### YOUR INSTRUCTIONS
Below are the records; collect from them each line containing the string "mRNA".

### Stored records

━━━━━━━━━━━━━━━━━━━━

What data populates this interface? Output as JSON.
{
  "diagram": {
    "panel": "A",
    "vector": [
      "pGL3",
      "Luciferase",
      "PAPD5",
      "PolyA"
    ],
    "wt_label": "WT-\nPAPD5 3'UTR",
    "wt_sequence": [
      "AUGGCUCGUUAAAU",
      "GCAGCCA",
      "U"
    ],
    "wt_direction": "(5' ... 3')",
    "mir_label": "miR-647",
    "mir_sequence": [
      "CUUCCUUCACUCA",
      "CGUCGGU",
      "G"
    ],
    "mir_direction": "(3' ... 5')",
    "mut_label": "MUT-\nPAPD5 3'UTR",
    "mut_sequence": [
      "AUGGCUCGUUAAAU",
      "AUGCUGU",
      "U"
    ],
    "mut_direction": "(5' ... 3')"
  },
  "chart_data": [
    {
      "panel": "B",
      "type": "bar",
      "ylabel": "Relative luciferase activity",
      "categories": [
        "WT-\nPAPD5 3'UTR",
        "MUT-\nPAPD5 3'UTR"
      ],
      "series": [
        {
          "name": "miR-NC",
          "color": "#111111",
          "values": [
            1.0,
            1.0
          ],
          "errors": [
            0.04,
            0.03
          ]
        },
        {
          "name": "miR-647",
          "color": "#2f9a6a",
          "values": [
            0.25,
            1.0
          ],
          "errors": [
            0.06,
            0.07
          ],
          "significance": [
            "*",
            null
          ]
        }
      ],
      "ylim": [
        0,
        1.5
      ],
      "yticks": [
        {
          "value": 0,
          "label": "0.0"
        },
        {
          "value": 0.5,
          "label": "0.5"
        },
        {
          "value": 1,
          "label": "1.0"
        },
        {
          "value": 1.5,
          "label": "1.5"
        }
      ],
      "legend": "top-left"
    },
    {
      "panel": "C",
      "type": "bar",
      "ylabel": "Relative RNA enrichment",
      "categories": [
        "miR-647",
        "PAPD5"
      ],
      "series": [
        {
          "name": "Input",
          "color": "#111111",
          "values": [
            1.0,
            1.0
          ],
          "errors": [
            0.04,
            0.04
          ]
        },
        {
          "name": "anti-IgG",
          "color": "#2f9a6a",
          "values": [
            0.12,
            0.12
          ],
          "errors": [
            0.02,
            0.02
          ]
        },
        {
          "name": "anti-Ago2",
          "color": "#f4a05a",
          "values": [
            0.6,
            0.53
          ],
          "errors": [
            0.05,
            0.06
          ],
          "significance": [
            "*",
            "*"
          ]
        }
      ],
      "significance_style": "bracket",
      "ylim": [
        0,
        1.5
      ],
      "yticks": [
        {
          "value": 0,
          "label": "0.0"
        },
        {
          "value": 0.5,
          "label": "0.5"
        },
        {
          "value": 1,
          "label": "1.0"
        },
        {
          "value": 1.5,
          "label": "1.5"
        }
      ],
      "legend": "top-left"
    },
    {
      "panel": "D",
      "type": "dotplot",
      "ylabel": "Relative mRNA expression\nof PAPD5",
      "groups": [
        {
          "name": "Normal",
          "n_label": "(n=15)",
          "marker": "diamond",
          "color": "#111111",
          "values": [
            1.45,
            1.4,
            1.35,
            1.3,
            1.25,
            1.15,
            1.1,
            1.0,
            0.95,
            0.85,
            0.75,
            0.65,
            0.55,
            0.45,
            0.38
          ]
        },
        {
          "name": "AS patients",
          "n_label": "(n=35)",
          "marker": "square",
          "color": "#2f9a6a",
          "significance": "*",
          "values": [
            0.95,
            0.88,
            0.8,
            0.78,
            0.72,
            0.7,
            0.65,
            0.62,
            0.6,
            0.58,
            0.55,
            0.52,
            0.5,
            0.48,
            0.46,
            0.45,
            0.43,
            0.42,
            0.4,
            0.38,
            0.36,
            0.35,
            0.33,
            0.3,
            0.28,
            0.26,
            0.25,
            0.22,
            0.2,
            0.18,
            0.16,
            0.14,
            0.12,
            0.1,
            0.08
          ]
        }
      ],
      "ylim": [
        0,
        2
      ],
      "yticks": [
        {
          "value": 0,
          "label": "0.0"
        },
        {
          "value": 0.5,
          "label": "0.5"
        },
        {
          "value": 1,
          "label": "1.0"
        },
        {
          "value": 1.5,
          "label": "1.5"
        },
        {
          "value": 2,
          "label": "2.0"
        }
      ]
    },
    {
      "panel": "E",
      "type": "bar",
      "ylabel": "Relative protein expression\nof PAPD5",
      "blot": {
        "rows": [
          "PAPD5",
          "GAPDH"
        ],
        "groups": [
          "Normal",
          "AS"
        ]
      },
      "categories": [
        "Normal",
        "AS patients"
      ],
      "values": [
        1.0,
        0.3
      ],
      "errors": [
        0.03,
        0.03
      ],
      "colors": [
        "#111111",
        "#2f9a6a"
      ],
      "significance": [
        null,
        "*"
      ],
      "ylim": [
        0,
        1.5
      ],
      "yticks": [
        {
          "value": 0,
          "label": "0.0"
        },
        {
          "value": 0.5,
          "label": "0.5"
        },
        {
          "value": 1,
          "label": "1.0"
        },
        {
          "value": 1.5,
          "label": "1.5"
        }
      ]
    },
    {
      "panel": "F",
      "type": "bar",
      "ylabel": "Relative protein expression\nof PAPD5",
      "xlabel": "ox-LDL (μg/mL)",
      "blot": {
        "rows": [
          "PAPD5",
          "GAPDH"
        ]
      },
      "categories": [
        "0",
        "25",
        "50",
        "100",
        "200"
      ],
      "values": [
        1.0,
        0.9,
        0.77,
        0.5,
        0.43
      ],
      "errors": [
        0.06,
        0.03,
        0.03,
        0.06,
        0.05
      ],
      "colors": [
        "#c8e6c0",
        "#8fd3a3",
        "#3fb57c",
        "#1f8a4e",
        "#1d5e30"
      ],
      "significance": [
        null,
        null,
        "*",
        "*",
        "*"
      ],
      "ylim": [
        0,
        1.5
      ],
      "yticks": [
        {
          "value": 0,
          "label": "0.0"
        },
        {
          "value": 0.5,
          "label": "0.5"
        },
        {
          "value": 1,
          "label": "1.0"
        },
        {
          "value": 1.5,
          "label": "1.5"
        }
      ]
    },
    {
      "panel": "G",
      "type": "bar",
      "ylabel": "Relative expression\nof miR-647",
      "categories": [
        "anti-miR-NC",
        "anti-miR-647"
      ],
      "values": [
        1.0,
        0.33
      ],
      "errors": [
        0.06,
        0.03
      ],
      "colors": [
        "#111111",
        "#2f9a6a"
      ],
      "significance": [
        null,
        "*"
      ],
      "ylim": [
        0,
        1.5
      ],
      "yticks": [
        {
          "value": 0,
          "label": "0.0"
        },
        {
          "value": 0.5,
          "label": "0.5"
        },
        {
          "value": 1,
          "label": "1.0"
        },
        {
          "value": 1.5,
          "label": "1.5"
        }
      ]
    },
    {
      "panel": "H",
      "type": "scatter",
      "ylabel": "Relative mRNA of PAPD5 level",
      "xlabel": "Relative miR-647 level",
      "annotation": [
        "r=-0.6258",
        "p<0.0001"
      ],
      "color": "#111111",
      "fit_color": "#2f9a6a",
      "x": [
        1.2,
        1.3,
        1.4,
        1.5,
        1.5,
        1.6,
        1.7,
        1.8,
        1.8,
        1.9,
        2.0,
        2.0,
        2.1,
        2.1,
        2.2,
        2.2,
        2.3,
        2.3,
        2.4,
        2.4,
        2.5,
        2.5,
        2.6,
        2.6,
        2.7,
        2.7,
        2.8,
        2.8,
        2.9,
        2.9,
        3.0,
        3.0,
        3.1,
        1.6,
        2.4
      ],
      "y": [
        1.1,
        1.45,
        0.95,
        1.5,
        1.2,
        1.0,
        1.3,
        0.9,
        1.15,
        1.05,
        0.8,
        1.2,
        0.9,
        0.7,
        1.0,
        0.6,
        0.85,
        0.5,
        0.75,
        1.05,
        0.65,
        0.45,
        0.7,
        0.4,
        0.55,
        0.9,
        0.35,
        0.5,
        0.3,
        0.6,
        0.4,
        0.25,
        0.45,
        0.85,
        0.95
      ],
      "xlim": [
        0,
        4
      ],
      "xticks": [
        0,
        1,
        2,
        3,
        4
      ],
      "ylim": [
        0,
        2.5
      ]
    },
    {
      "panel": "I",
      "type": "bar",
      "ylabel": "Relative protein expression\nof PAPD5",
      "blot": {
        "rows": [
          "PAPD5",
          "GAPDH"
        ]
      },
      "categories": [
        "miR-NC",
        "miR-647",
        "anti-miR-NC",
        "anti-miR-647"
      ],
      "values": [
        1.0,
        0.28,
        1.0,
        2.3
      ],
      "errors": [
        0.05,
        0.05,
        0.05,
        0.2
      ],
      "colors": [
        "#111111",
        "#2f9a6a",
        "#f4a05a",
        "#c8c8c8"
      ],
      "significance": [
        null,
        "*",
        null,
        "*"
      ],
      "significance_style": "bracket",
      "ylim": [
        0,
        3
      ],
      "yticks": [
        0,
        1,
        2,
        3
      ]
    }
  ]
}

━━━━━━━━━━━━━━━━━━━━

### OUTPUT
      "ylabel": "Relative mRNA expression\nof PAPD5",
      "ylabel": "Relative mRNA of PAPD5 level",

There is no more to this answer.